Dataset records
▬▬▬

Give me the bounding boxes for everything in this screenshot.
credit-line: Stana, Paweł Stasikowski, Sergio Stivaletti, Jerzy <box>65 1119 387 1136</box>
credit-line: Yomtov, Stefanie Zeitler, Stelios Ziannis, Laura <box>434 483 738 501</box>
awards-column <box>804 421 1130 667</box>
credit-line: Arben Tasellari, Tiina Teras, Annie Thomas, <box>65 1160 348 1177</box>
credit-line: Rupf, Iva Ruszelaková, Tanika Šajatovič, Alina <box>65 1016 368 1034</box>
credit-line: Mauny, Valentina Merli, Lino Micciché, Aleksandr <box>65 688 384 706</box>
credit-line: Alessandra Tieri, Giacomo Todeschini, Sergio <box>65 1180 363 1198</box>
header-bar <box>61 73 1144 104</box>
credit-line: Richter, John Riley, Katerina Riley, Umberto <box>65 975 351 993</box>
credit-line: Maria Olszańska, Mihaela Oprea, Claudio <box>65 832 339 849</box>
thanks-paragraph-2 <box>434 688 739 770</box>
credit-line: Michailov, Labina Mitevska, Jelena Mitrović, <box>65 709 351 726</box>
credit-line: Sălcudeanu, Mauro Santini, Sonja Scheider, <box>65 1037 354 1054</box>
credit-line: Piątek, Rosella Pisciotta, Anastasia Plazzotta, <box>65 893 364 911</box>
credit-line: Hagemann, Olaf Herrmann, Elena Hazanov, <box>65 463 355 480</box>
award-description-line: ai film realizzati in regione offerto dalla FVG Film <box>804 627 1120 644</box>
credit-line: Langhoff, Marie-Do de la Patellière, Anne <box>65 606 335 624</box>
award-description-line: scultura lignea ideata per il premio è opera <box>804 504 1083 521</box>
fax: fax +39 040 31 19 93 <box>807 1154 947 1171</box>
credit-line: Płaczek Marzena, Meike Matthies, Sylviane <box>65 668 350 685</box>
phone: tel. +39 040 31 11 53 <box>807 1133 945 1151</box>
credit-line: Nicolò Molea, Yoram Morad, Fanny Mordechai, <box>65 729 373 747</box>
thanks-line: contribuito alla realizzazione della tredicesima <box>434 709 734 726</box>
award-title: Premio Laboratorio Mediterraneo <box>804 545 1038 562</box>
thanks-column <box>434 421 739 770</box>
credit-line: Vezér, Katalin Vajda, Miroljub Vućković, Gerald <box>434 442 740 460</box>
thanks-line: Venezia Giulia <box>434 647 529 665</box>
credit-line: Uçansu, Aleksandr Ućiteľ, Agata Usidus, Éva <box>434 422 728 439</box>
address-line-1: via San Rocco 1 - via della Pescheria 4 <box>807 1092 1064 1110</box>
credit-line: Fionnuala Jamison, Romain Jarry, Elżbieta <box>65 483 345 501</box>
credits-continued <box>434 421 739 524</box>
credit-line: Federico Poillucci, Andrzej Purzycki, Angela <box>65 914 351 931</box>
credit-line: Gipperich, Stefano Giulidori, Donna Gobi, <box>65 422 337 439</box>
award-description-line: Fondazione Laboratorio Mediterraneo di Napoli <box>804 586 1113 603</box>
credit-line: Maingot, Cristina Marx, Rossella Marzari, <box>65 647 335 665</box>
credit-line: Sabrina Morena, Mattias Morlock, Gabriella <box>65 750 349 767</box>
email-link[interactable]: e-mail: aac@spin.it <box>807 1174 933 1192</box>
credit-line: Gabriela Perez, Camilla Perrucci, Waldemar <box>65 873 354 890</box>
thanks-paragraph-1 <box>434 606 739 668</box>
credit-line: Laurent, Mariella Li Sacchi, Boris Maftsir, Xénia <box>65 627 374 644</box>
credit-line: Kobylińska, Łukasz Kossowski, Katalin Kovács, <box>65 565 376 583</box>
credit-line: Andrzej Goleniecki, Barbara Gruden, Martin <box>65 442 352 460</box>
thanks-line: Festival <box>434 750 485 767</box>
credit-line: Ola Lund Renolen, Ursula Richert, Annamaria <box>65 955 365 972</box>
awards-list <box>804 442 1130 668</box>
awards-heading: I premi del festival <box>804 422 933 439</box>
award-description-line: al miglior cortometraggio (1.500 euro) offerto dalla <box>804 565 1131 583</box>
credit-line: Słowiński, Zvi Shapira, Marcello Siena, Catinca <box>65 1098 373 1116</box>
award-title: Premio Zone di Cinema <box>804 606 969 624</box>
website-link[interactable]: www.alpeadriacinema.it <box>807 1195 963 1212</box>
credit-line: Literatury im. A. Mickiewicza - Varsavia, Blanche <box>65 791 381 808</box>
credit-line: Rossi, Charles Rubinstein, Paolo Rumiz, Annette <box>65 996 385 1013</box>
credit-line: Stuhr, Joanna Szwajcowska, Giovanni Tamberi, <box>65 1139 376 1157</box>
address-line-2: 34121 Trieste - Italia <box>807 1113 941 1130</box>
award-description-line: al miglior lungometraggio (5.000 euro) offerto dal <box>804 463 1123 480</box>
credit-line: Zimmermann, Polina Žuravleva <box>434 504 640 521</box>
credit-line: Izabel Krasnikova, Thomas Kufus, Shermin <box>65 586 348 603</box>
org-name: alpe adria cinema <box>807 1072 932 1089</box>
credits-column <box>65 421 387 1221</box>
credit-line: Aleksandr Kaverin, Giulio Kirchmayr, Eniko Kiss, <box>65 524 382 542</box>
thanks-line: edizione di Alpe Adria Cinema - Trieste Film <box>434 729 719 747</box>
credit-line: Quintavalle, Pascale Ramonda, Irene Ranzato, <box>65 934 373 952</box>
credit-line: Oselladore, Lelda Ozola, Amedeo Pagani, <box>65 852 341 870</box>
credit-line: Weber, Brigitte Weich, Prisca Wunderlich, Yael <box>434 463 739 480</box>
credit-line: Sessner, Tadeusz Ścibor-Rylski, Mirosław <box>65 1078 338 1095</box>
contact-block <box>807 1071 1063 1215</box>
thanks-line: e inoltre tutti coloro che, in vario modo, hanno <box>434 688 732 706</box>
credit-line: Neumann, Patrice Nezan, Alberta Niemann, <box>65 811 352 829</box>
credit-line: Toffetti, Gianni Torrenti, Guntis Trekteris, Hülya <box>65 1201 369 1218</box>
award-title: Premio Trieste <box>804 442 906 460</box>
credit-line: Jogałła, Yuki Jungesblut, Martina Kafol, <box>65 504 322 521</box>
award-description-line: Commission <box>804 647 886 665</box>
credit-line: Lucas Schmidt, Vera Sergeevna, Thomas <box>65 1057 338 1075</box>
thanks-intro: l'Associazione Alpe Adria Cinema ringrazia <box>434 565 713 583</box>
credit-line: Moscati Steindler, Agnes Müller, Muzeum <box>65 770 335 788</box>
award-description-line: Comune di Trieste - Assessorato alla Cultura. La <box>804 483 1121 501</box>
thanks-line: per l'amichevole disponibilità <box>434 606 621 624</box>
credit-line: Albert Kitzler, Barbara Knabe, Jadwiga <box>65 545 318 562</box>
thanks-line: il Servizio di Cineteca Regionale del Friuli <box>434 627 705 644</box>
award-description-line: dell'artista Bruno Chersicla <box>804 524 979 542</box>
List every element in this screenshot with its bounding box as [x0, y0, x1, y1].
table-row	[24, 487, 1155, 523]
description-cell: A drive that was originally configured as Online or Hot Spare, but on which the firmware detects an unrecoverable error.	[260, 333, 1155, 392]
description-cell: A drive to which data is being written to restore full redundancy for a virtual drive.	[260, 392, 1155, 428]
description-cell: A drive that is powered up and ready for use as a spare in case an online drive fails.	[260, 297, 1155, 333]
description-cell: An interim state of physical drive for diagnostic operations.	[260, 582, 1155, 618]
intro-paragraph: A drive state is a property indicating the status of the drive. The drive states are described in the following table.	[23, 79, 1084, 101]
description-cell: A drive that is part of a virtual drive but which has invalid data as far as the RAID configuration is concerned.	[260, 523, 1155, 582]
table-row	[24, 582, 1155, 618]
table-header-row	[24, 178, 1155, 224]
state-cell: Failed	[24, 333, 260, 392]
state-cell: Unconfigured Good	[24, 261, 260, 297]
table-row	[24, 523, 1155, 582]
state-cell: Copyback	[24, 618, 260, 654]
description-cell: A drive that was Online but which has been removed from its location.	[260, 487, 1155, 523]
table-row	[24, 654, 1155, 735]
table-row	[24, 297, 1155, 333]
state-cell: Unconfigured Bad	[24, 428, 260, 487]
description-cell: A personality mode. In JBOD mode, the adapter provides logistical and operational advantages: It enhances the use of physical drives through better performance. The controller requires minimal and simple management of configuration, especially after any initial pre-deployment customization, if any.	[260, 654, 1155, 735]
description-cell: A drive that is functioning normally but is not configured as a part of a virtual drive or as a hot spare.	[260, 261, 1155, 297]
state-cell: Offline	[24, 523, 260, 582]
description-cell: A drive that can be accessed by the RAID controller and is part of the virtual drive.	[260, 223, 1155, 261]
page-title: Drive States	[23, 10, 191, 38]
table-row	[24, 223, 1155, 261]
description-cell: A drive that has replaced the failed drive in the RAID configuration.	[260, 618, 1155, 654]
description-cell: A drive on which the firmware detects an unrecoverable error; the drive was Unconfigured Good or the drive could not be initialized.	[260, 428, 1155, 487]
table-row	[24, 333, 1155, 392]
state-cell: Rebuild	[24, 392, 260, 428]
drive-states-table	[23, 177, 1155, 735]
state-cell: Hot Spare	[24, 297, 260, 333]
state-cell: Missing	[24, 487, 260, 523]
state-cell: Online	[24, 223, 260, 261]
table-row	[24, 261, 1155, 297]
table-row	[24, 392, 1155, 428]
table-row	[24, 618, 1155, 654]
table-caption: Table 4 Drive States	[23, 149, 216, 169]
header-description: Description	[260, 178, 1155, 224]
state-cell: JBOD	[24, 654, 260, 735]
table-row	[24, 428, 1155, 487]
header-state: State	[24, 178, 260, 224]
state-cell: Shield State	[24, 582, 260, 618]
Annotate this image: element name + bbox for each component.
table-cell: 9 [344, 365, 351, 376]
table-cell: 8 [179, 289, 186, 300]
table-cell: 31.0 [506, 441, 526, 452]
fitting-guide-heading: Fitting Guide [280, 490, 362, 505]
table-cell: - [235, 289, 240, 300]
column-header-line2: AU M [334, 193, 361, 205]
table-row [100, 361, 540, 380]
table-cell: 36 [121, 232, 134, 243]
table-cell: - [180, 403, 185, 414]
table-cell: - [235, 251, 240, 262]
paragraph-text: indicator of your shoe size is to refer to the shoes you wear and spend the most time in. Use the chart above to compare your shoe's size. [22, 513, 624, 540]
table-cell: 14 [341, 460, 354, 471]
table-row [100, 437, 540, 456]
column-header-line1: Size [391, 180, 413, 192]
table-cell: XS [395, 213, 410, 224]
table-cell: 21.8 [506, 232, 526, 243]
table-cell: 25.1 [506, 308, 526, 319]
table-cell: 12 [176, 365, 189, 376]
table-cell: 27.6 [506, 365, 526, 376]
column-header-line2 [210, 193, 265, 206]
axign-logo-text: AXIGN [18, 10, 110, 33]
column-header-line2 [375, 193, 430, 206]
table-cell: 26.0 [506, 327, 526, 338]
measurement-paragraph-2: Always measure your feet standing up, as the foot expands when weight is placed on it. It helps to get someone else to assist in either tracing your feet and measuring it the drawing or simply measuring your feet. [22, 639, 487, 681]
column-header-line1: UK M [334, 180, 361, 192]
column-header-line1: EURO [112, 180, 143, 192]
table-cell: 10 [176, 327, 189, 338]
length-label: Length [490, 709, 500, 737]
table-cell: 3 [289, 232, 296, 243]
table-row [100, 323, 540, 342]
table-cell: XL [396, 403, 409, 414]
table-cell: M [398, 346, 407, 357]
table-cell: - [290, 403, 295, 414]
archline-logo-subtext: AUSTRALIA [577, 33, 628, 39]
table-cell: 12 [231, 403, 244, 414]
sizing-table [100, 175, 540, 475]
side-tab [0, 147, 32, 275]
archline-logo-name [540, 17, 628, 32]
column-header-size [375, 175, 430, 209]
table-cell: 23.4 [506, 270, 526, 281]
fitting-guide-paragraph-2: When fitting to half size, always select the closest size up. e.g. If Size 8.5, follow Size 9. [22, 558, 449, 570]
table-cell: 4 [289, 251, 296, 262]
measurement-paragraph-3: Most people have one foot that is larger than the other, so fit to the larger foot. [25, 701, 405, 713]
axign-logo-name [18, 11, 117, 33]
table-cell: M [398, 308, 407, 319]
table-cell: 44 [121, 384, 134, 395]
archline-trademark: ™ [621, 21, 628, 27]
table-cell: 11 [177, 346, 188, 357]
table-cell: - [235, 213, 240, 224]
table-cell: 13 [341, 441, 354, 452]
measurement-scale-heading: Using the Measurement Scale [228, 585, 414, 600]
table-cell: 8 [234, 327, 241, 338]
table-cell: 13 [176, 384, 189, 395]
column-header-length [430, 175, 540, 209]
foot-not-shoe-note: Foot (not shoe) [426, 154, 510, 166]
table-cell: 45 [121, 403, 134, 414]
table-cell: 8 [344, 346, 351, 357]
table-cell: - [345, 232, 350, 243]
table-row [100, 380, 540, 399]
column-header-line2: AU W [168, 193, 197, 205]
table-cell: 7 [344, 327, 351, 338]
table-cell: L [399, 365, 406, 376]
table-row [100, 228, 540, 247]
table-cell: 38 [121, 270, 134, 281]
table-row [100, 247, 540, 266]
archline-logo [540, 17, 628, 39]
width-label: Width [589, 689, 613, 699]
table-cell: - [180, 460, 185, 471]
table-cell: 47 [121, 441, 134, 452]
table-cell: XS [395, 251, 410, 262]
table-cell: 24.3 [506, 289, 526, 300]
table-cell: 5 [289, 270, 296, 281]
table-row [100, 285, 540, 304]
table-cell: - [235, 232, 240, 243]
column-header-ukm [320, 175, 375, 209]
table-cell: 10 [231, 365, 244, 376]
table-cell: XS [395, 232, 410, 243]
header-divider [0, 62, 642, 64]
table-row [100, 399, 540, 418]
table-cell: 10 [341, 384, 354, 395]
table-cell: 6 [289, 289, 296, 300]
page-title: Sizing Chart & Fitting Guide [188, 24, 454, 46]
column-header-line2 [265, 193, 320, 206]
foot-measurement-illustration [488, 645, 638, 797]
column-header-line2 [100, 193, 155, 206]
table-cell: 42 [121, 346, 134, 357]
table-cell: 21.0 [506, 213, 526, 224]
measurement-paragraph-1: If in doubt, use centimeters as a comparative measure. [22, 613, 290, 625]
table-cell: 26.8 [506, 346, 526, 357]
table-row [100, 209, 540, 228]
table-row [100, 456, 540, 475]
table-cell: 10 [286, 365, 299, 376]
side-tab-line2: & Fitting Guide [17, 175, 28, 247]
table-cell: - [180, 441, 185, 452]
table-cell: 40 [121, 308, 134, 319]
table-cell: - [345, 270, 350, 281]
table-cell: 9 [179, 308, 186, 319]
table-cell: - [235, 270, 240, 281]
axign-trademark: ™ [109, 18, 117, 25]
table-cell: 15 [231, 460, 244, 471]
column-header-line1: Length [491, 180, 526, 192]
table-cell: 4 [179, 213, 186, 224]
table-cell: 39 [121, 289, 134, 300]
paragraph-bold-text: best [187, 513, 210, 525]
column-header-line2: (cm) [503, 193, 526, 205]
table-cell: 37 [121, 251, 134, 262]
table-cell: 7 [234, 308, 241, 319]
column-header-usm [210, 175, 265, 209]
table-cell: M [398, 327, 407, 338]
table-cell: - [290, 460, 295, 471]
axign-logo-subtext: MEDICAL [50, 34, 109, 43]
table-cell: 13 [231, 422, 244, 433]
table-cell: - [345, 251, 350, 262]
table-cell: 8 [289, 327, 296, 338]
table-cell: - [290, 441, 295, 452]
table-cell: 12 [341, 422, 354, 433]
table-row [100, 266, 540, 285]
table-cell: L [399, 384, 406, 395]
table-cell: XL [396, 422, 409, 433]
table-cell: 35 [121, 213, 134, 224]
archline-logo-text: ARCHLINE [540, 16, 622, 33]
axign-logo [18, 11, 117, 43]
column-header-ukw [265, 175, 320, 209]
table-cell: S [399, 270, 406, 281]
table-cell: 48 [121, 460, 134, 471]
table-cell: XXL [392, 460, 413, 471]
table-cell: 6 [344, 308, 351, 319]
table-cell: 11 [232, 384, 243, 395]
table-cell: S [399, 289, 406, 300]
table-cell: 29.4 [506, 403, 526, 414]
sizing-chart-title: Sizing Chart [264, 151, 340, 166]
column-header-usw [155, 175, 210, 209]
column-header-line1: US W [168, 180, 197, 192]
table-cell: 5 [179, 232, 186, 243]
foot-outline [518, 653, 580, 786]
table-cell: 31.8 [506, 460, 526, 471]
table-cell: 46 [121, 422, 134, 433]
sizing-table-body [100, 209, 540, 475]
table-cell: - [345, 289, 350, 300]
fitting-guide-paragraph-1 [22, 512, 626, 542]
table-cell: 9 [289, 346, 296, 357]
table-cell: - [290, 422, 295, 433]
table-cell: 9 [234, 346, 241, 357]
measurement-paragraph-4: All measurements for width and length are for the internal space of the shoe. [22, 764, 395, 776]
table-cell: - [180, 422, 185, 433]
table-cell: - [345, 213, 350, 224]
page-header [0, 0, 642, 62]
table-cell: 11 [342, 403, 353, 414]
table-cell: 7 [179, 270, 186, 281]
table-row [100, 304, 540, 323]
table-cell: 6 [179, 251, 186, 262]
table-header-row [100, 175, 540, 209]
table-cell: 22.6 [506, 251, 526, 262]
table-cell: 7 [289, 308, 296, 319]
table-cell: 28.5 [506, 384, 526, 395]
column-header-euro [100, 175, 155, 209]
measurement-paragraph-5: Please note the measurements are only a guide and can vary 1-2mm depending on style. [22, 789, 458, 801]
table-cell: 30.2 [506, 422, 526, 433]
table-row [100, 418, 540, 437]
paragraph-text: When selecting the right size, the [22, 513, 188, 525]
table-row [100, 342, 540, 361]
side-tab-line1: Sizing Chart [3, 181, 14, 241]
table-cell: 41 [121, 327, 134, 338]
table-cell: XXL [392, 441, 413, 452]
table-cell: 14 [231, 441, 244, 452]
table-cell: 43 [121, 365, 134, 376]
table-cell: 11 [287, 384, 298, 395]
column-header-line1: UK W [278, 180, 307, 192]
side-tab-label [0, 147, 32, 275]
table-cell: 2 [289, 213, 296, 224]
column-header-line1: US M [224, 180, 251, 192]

▬▬▬

- [DESCRIPTION OF THE TASK]: Express the rows from the start of the dataset records up to and including the line with "awards-column <box>804 421 1130 667</box>" as a JSON list of strings, one string per line.

- [OUTPUT BELOW]:
[
  "Give me the bounding boxes for everything in this screenshot.",
  "credit-line: Stana, Paweł Stasikowski, Sergio Stivaletti, Jerzy <box>65 1119 387 1136</box>",
  "credit-line: Yomtov, Stefanie Zeitler, Stelios Ziannis, Laura <box>434 483 738 501</box>",
  "awards-column <box>804 421 1130 667</box>"
]